- **Your goal**: Tally the lines that hold the string "this", and reply with the count alone.

Items listed in a dataset
--
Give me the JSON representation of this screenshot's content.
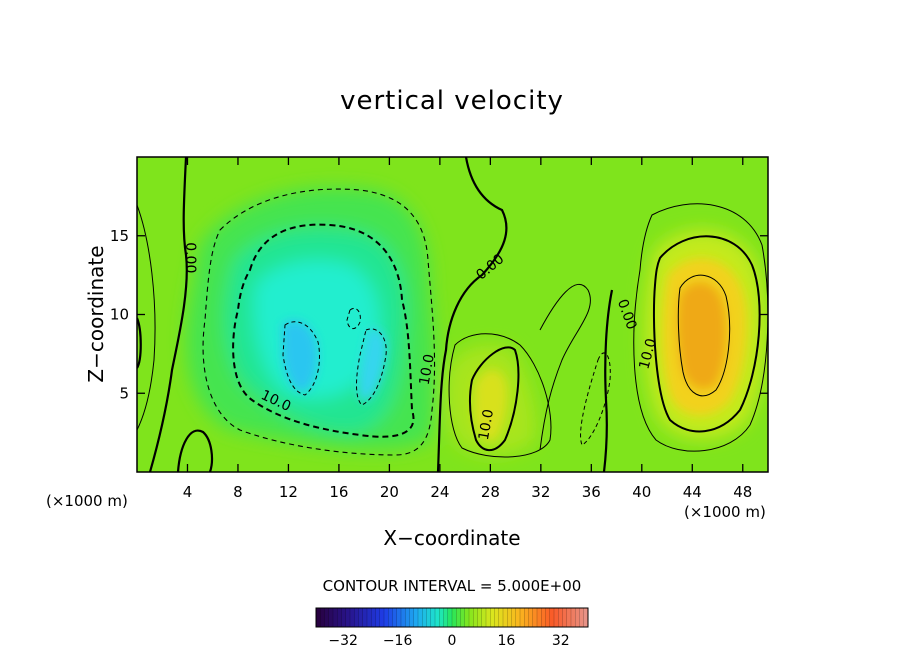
{
  "chart_data": {
    "type": "heatmap",
    "title": "vertical velocity",
    "xlabel": "X−coordinate",
    "ylabel": "Z−coordinate",
    "x_unit": "(×1000 m)",
    "x_ticks": [
      4,
      8,
      12,
      16,
      20,
      24,
      28,
      32,
      36,
      40,
      44,
      48
    ],
    "y_ticks": [
      5,
      10,
      15
    ],
    "xlim": [
      0,
      50
    ],
    "ylim": [
      0,
      20
    ],
    "contour_interval_text": "CONTOUR INTERVAL = 5.000E+00",
    "contour_labels": [
      {
        "text": "0.00",
        "x": 4.2,
        "y": 13.6,
        "rotation": 90
      },
      {
        "text": "0.00",
        "x": 28,
        "y": 13.0,
        "rotation": -40
      },
      {
        "text": "0.00",
        "x": 38.8,
        "y": 10.0,
        "rotation": 70
      },
      {
        "text": "10.0",
        "x": 11,
        "y": 4.5,
        "rotation": 25
      },
      {
        "text": "10.0",
        "x": 23,
        "y": 6.5,
        "rotation": -80
      },
      {
        "text": "10.0",
        "x": 27.7,
        "y": 3.0,
        "rotation": -80
      },
      {
        "text": "10.0",
        "x": 40.5,
        "y": 7.5,
        "rotation": -75
      }
    ],
    "field_features": [
      {
        "kind": "min",
        "x": 13,
        "y": 8,
        "value": -12
      },
      {
        "kind": "min",
        "x": 19,
        "y": 6.5,
        "value": -10
      },
      {
        "kind": "max",
        "x": 28,
        "y": 5,
        "value": 13
      },
      {
        "kind": "max",
        "x": 44,
        "y": 10,
        "value": 18
      }
    ],
    "colorbar": {
      "min": -40,
      "max": 40,
      "tick_values": [
        -32,
        -16,
        0,
        16,
        32
      ],
      "tick_labels": [
        "−32",
        "−16",
        "0",
        "16",
        "32"
      ]
    }
  }
}
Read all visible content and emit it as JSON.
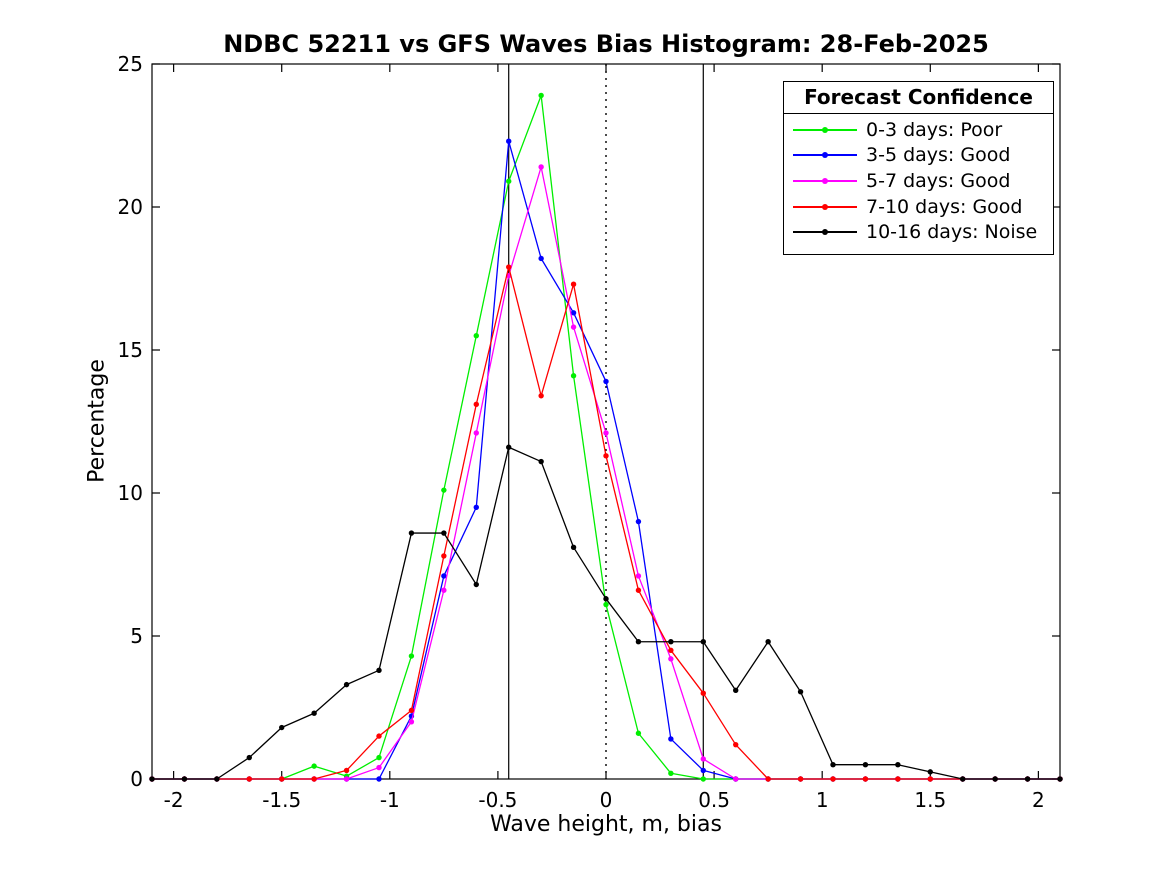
{
  "chart_data": {
    "type": "line",
    "title": "NDBC 52211 vs GFS Waves Bias Histogram: 28-Feb-2025",
    "xlabel": "Wave height, m, bias",
    "ylabel": "Percentage",
    "xlim": [
      -2.1,
      2.1
    ],
    "ylim": [
      0,
      25
    ],
    "xticks": [
      -2,
      -1.5,
      -1,
      -0.5,
      0,
      0.5,
      1,
      1.5,
      2
    ],
    "yticks": [
      0,
      5,
      10,
      15,
      20,
      25
    ],
    "grid": false,
    "x": [
      -2.1,
      -1.95,
      -1.8,
      -1.65,
      -1.5,
      -1.35,
      -1.2,
      -1.05,
      -0.9,
      -0.75,
      -0.6,
      -0.45,
      -0.3,
      -0.15,
      0,
      0.15,
      0.3,
      0.45,
      0.6,
      0.75,
      0.9,
      1.05,
      1.2,
      1.35,
      1.5,
      1.65,
      1.8,
      1.95,
      2.1
    ],
    "series": [
      {
        "name": "0-3 days: Poor",
        "color": "#00ee00",
        "values": [
          0,
          0,
          0,
          0,
          0,
          0.45,
          0.1,
          0.75,
          4.3,
          10.1,
          15.5,
          20.9,
          23.9,
          14.1,
          6.1,
          1.6,
          0.2,
          0,
          0,
          0,
          0,
          0,
          0,
          0,
          0,
          0,
          0,
          0,
          0
        ]
      },
      {
        "name": "3-5 days: Good",
        "color": "#0000ff",
        "values": [
          0,
          0,
          0,
          0,
          0,
          0,
          0,
          0,
          2.2,
          7.1,
          9.5,
          22.3,
          18.2,
          16.3,
          13.9,
          9.0,
          1.4,
          0.3,
          0,
          0,
          0,
          0,
          0,
          0,
          0,
          0,
          0,
          0,
          0
        ]
      },
      {
        "name": "5-7 days: Good",
        "color": "#ff00ff",
        "values": [
          0,
          0,
          0,
          0,
          0,
          0,
          0,
          0.4,
          2.0,
          6.6,
          12.1,
          17.6,
          21.4,
          15.8,
          12.1,
          7.1,
          4.2,
          0.7,
          0,
          0,
          0,
          0,
          0,
          0,
          0,
          0,
          0,
          0,
          0
        ]
      },
      {
        "name": "7-10 days: Good",
        "color": "#ff0000",
        "values": [
          0,
          0,
          0,
          0,
          0,
          0,
          0.3,
          1.5,
          2.4,
          7.8,
          13.1,
          17.9,
          13.4,
          17.3,
          11.3,
          6.6,
          4.5,
          3.0,
          1.2,
          0,
          0,
          0,
          0,
          0,
          0,
          0,
          0,
          0,
          0
        ]
      },
      {
        "name": "10-16 days: Noise",
        "color": "#000000",
        "values": [
          0,
          0,
          0,
          0.75,
          1.8,
          2.3,
          3.3,
          3.8,
          8.6,
          8.6,
          6.8,
          11.6,
          11.1,
          8.1,
          6.3,
          4.8,
          4.8,
          4.8,
          3.1,
          4.8,
          3.05,
          0.5,
          0.5,
          0.5,
          0.25,
          0,
          0,
          0,
          0
        ]
      }
    ],
    "reference_lines": [
      {
        "x": -0.45,
        "style": "solid",
        "color": "#000000"
      },
      {
        "x": 0,
        "style": "dotted",
        "color": "#000000"
      },
      {
        "x": 0.45,
        "style": "solid",
        "color": "#000000"
      }
    ],
    "legend": {
      "title": "Forecast Confidence",
      "position": "top-right"
    }
  }
}
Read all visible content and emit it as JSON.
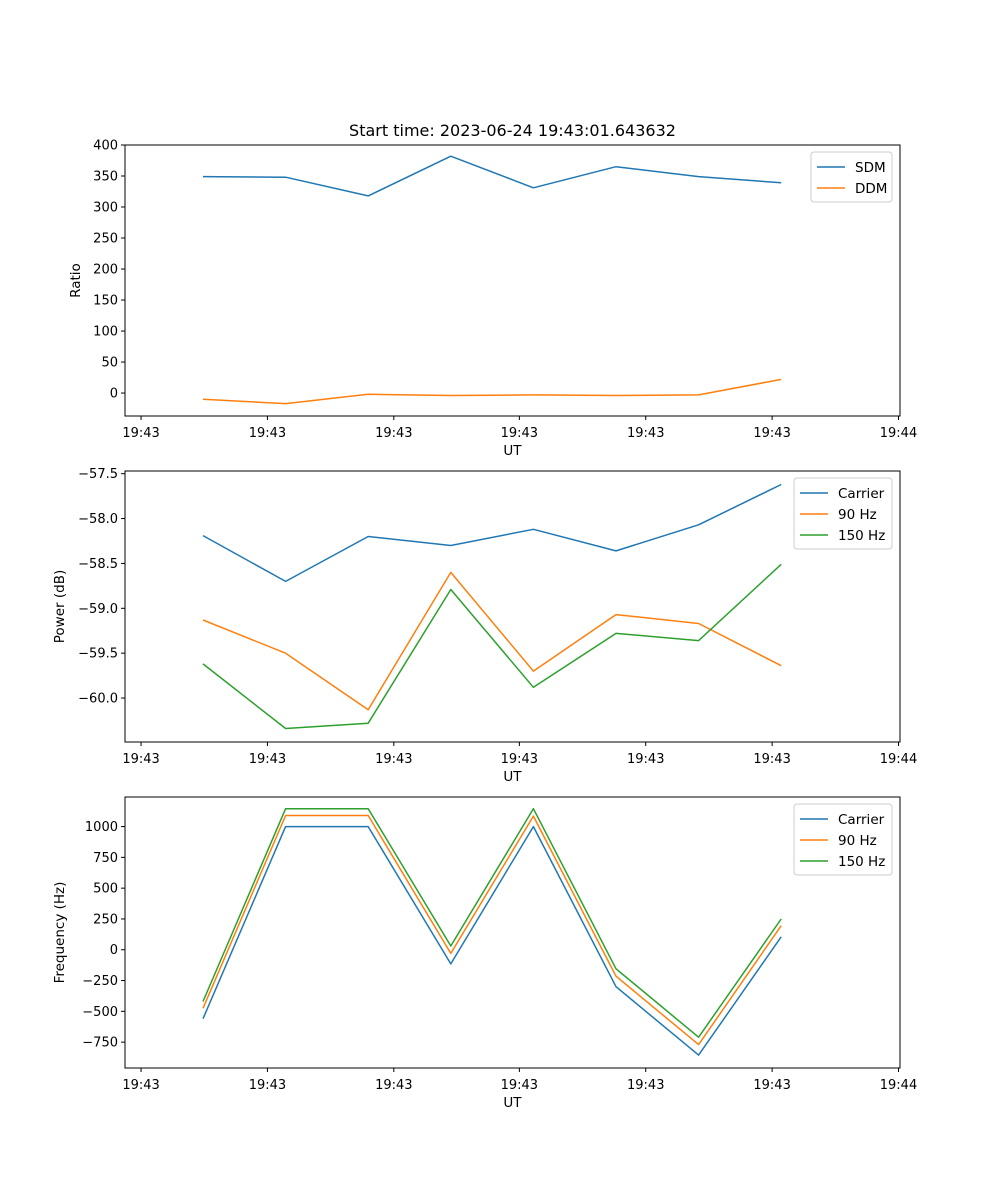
{
  "figure": {
    "title": "Start time: 2023-06-24 19:43:01.643632"
  },
  "chart_data": [
    {
      "type": "line",
      "title": "Start time: 2023-06-24 19:43:01.643632",
      "xlabel": "UT",
      "ylabel": "Ratio",
      "x": [
        "19:43:01.643",
        "19:43:02.143",
        "19:43:02.643",
        "19:43:03.143",
        "19:43:03.643",
        "19:43:04.143",
        "19:43:04.643",
        "19:43:05.143"
      ],
      "xlim_seconds": [
        0.0,
        5.75
      ],
      "xticks": [
        "19:43",
        "19:43",
        "19:43",
        "19:43",
        "19:43",
        "19:43",
        "19:44"
      ],
      "ylim": [
        -37,
        400
      ],
      "yticks": [
        0,
        50,
        100,
        150,
        200,
        250,
        300,
        350,
        400
      ],
      "legend_position": "top-right",
      "grid": false,
      "series": [
        {
          "name": "SDM",
          "color": "#1f77b4",
          "values": [
            349,
            348,
            318,
            382,
            331,
            365,
            349,
            339
          ]
        },
        {
          "name": "DDM",
          "color": "#ff7f0e",
          "values": [
            -10,
            -17,
            -2,
            -4,
            -3,
            -4,
            -3,
            22
          ]
        }
      ]
    },
    {
      "type": "line",
      "xlabel": "UT",
      "ylabel": "Power (dB)",
      "x": [
        "19:43:01.643",
        "19:43:02.143",
        "19:43:02.643",
        "19:43:03.143",
        "19:43:03.643",
        "19:43:04.143",
        "19:43:04.643",
        "19:43:05.143"
      ],
      "xticks": [
        "19:43",
        "19:43",
        "19:43",
        "19:43",
        "19:43",
        "19:43",
        "19:44"
      ],
      "ylim": [
        -60.49,
        -57.47
      ],
      "yticks": [
        -60.0,
        -59.5,
        -59.0,
        -58.5,
        -58.0,
        -57.5
      ],
      "ytick_labels": [
        "−60.0",
        "−59.5",
        "−59.0",
        "−58.5",
        "−58.0",
        "−57.5"
      ],
      "legend_position": "top-right",
      "grid": false,
      "series": [
        {
          "name": "Carrier",
          "color": "#1f77b4",
          "values": [
            -58.19,
            -58.7,
            -58.2,
            -58.3,
            -58.12,
            -58.36,
            -58.07,
            -57.62
          ]
        },
        {
          "name": "90 Hz",
          "color": "#ff7f0e",
          "values": [
            -59.13,
            -59.5,
            -60.13,
            -58.6,
            -59.7,
            -59.07,
            -59.17,
            -59.64
          ]
        },
        {
          "name": "150 Hz",
          "color": "#2ca02c",
          "values": [
            -59.62,
            -60.34,
            -60.28,
            -58.79,
            -59.88,
            -59.28,
            -59.36,
            -58.51
          ]
        }
      ]
    },
    {
      "type": "line",
      "xlabel": "UT",
      "ylabel": "Frequency (Hz)",
      "x": [
        "19:43:01.643",
        "19:43:02.143",
        "19:43:02.643",
        "19:43:03.143",
        "19:43:03.643",
        "19:43:04.143",
        "19:43:04.643",
        "19:43:05.143"
      ],
      "xticks": [
        "19:43",
        "19:43",
        "19:43",
        "19:43",
        "19:43",
        "19:43",
        "19:44"
      ],
      "ylim": [
        -960,
        1240
      ],
      "yticks": [
        -750,
        -500,
        -250,
        0,
        250,
        500,
        750,
        1000
      ],
      "ytick_labels": [
        "−750",
        "−500",
        "−250",
        "0",
        "250",
        "500",
        "750",
        "1000"
      ],
      "legend_position": "top-right",
      "grid": false,
      "series": [
        {
          "name": "Carrier",
          "color": "#1f77b4",
          "values": [
            -560,
            1000,
            1000,
            -115,
            1000,
            -300,
            -855,
            105
          ]
        },
        {
          "name": "90 Hz",
          "color": "#ff7f0e",
          "values": [
            -475,
            1090,
            1090,
            -30,
            1085,
            -215,
            -770,
            195
          ]
        },
        {
          "name": "150 Hz",
          "color": "#2ca02c",
          "values": [
            -420,
            1145,
            1145,
            30,
            1145,
            -155,
            -710,
            250
          ]
        }
      ]
    }
  ]
}
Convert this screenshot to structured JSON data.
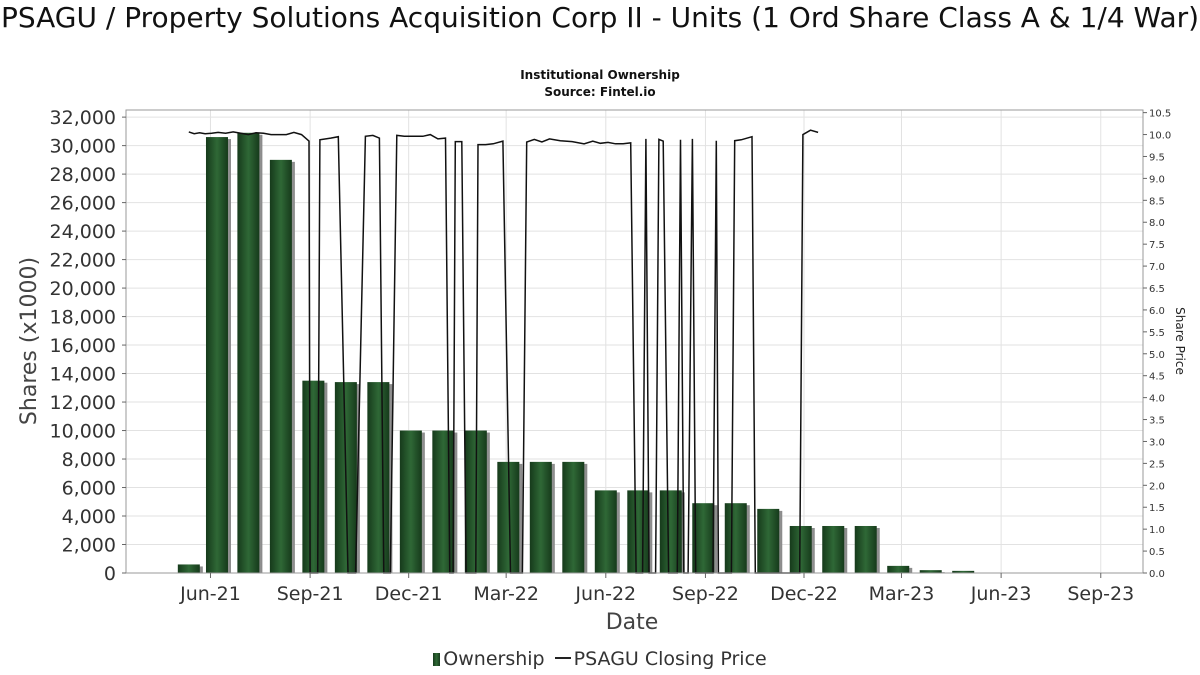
--
- **Answer below**: 2